**WHAT IS EXPECTED**.
Return every line below as is, leaving out the pictures.

**Chart and figure data**.
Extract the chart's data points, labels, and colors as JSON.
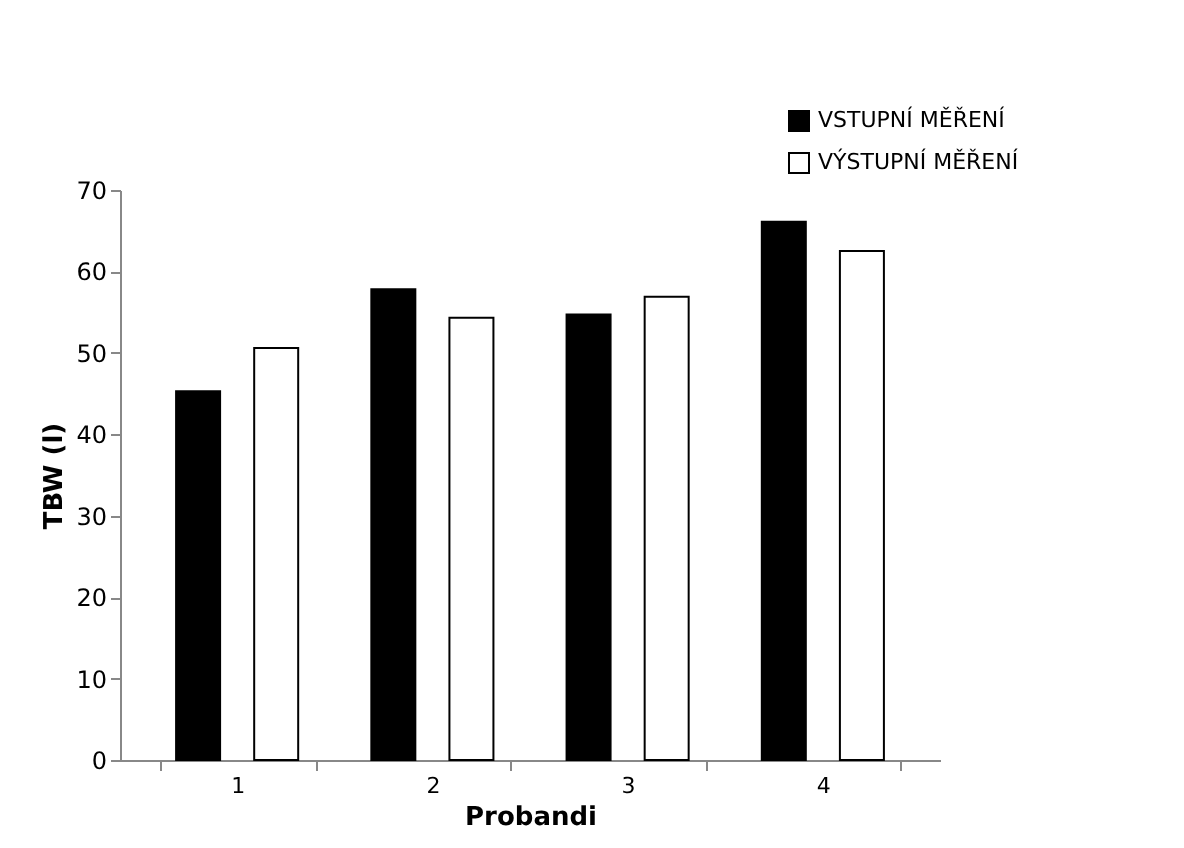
{
  "chart_data": {
    "type": "bar",
    "xlabel": "Probandi",
    "ylabel": "TBW  (l)",
    "categories": [
      "1",
      "2",
      "3",
      "4"
    ],
    "series": [
      {
        "name": "VSTUPNÍ MĚŘENÍ",
        "color": "#000000",
        "values": [
          45.3,
          57.8,
          54.7,
          66.1
        ]
      },
      {
        "name": "VÝSTUPNÍ MĚŘENÍ",
        "color": "#ffffff",
        "values": [
          50.6,
          54.3,
          56.9,
          62.5
        ]
      }
    ],
    "ylim": [
      0,
      70
    ],
    "yticks": [
      0,
      10,
      20,
      30,
      40,
      50,
      60,
      70
    ],
    "grid": false,
    "legend": "top right"
  }
}
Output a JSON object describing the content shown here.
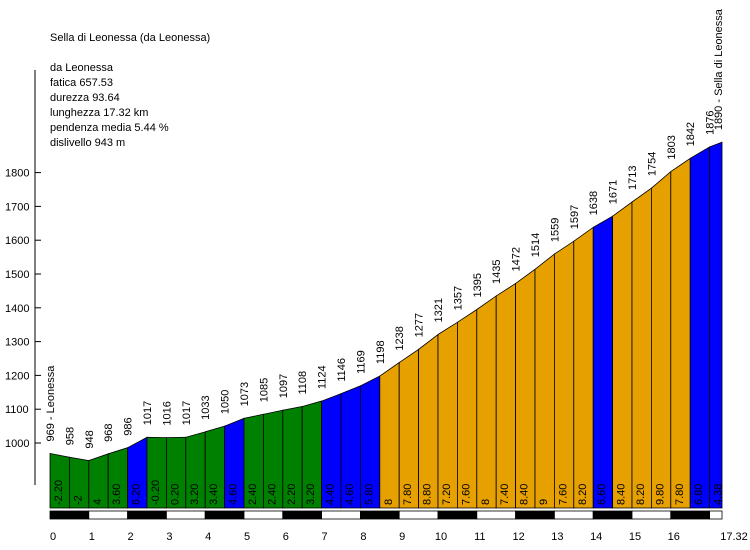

**FULL OUTPUT**.
Extract the chart's data points, labels, and colors as JSON.
{
  "chart_data": {
    "type": "bar",
    "xlabel": "Probandi",
    "ylabel": "TBW  (l)",
    "categories": [
      "1",
      "2",
      "3",
      "4"
    ],
    "series": [
      {
        "name": "VSTUPNÍ MĚŘENÍ",
        "color": "#000000",
        "values": [
          45.3,
          57.8,
          54.7,
          66.1
        ]
      },
      {
        "name": "VÝSTUPNÍ MĚŘENÍ",
        "color": "#ffffff",
        "values": [
          50.6,
          54.3,
          56.9,
          62.5
        ]
      }
    ],
    "ylim": [
      0,
      70
    ],
    "yticks": [
      0,
      10,
      20,
      30,
      40,
      50,
      60,
      70
    ],
    "grid": false,
    "legend": "top right"
  }
}
Output a JSON object describing the content shown here.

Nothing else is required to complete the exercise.